══ Rows ══

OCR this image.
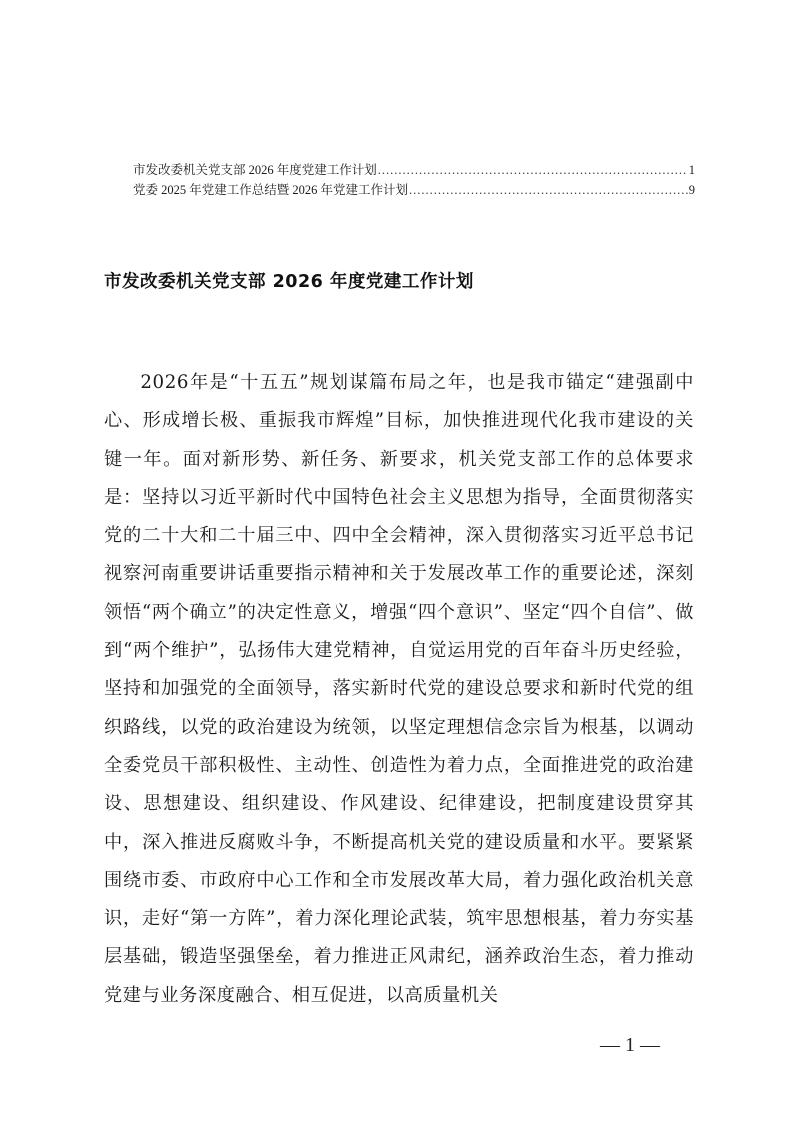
市发改委机关党支部 2026 年度党建工作计划 .....	1
党委 2025 年党建工作总结暨 2026 年党建工作计划 .....	9
市发改委机关党支部 2026 年度党建工作计划

2026年是“十五五”规划谋篇布局之年，也是我市锚定“建强副中心、形成增长极、重振我市辉煌”目标，加快推进现代化我市建设的关键一年。面对新形势、新任务、新要求，机关党支部工作的总体要求是：坚持以习近平新时代中国特色社会主义思想为指导，全面贯彻落实党的二十大和二十届三中、四中全会精神，深入贯彻落实习近平总书记视察河南重要讲话重要指示精神和关于发展改革工作的重要论述，深刻领悟“两个确立”的决定性意义，增强“四个意识”、坚定“四个自信”、做到“两个维护”，弘扬伟大建党精神，自觉运用党的百年奋斗历史经验，坚持和加强党的全面领导，落实新时代党的建设总要求和新时代党的组织路线，以党的政治建设为统领，以坚定理想信念宗旨为根基，以调动全委党员干部积极性、主动性、创造性为着力点，全面推进党的政治建设、思想建设、组织建设、作风建设、纪律建设，把制度建设贯穿其中，深入推进反腐败斗争，不断提高机关党的建设质量和水平。要紧紧围绕市委、市政府中心工作和全市发展改革大局，着力强化政治机关意识，走好“第一方阵”，着力深化理论武装，筑牢思想根基，着力夯实基层基础，锻造坚强堡垒，着力推进正风肃纪，涵养政治生态，着力推动党建与业务深度融合、相互促进，以高质量机关

— 1 —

═══

**What the task requires:**
Pictures are to be left out; the records above must be repeated word for word.

**Reply:**
OCR this image.
市发改委机关党支部 2026 年度党建工作计划 .....	1
党委 2025 年党建工作总结暨 2026 年党建工作计划 .....	9
市发改委机关党支部 2026 年度党建工作计划

2026年是“十五五”规划谋篇布局之年，也是我市锚定“建强副中心、形成增长极、重振我市辉煌”目标，加快推进现代化我市建设的关键一年。面对新形势、新任务、新要求，机关党支部工作的总体要求是：坚持以习近平新时代中国特色社会主义思想为指导，全面贯彻落实党的二十大和二十届三中、四中全会精神，深入贯彻落实习近平总书记视察河南重要讲话重要指示精神和关于发展改革工作的重要论述，深刻领悟“两个确立”的决定性意义，增强“四个意识”、坚定“四个自信”、做到“两个维护”，弘扬伟大建党精神，自觉运用党的百年奋斗历史经验，坚持和加强党的全面领导，落实新时代党的建设总要求和新时代党的组织路线，以党的政治建设为统领，以坚定理想信念宗旨为根基，以调动全委党员干部积极性、主动性、创造性为着力点，全面推进党的政治建设、思想建设、组织建设、作风建设、纪律建设，把制度建设贯穿其中，深入推进反腐败斗争，不断提高机关党的建设质量和水平。要紧紧围绕市委、市政府中心工作和全市发展改革大局，着力强化政治机关意识，走好“第一方阵”，着力深化理论武装，筑牢思想根基，着力夯实基层基础，锻造坚强堡垒，着力推进正风肃纪，涵养政治生态，着力推动党建与业务深度融合、相互促进，以高质量机关

— 1 —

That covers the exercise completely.